*Records to process*.
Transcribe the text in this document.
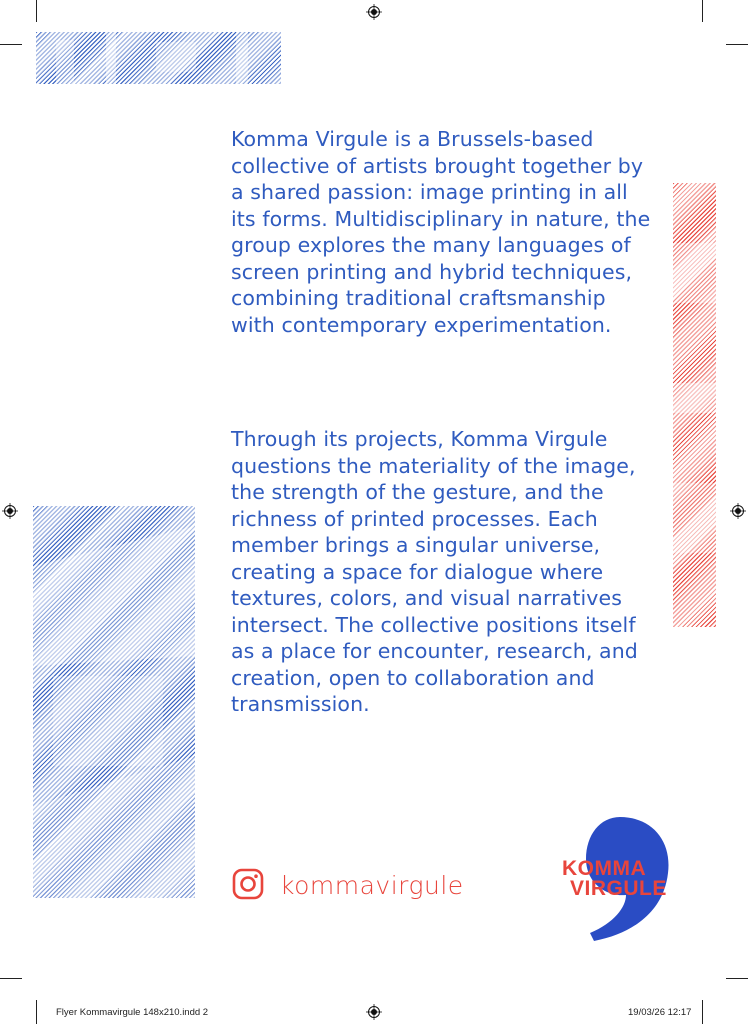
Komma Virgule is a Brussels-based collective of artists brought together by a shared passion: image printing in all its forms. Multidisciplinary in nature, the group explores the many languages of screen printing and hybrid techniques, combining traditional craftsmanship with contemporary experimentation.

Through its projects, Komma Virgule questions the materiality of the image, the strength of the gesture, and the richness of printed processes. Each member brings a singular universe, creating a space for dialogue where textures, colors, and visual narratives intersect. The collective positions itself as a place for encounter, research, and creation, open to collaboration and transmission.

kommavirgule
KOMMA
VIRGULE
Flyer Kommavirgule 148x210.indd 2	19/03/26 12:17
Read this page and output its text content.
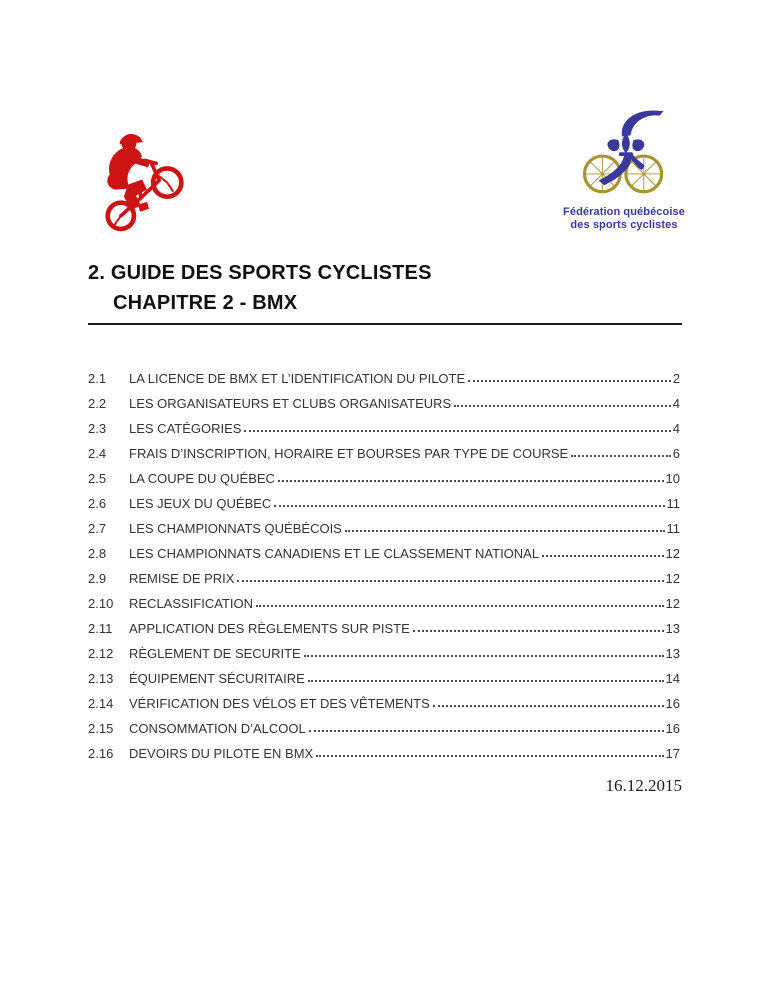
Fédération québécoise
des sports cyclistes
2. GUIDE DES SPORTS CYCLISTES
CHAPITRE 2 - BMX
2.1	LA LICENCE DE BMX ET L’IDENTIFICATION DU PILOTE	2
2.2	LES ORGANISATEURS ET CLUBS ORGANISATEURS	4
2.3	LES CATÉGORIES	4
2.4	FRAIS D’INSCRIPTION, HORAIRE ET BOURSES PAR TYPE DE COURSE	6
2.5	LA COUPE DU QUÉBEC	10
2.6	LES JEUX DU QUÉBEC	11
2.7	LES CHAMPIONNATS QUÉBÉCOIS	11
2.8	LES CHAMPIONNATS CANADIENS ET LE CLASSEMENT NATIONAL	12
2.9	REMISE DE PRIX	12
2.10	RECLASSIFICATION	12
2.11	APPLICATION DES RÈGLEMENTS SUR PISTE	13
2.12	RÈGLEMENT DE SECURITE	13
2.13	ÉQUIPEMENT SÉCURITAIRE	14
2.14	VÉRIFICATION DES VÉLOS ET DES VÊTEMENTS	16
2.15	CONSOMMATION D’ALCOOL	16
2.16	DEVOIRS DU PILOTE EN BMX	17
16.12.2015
==
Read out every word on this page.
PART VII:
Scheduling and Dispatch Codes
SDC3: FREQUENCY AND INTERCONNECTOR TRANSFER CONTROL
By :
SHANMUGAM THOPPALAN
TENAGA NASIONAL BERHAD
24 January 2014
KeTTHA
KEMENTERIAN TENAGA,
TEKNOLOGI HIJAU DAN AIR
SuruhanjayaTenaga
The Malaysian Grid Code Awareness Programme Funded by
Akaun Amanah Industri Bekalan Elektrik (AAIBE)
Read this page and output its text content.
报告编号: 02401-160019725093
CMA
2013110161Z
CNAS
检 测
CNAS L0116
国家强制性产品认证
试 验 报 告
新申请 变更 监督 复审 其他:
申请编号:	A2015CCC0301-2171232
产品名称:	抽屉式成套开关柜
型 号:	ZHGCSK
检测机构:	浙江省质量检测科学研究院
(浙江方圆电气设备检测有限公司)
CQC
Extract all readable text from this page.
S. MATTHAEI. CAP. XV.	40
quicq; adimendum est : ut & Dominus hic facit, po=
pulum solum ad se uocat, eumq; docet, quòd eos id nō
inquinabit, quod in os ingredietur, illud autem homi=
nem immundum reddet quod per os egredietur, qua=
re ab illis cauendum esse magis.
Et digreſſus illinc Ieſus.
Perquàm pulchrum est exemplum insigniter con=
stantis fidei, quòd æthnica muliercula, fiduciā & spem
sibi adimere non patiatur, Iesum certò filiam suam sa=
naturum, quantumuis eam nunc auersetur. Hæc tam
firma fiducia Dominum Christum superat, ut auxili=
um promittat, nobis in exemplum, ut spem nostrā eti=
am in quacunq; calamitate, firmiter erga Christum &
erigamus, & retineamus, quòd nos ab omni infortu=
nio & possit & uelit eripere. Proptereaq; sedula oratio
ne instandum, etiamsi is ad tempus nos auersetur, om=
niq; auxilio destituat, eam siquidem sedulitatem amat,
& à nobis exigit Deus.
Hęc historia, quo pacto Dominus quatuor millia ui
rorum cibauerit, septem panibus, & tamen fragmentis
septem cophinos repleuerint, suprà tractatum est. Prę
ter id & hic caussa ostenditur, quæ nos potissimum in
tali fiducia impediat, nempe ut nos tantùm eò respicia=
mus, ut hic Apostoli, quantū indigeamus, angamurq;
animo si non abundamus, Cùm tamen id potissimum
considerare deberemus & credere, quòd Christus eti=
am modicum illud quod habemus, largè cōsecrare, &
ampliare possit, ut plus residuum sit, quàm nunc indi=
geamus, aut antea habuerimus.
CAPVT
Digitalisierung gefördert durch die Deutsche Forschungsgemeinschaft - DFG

*Required task*. Find the word "possit" in the records and pull out each line that has it.

*Response to the exercise*.
nio & possit & uelit eripere. Proptereaq; sedula oratio
ampliare possit, ut plus residuum sit, quàm nunc indi=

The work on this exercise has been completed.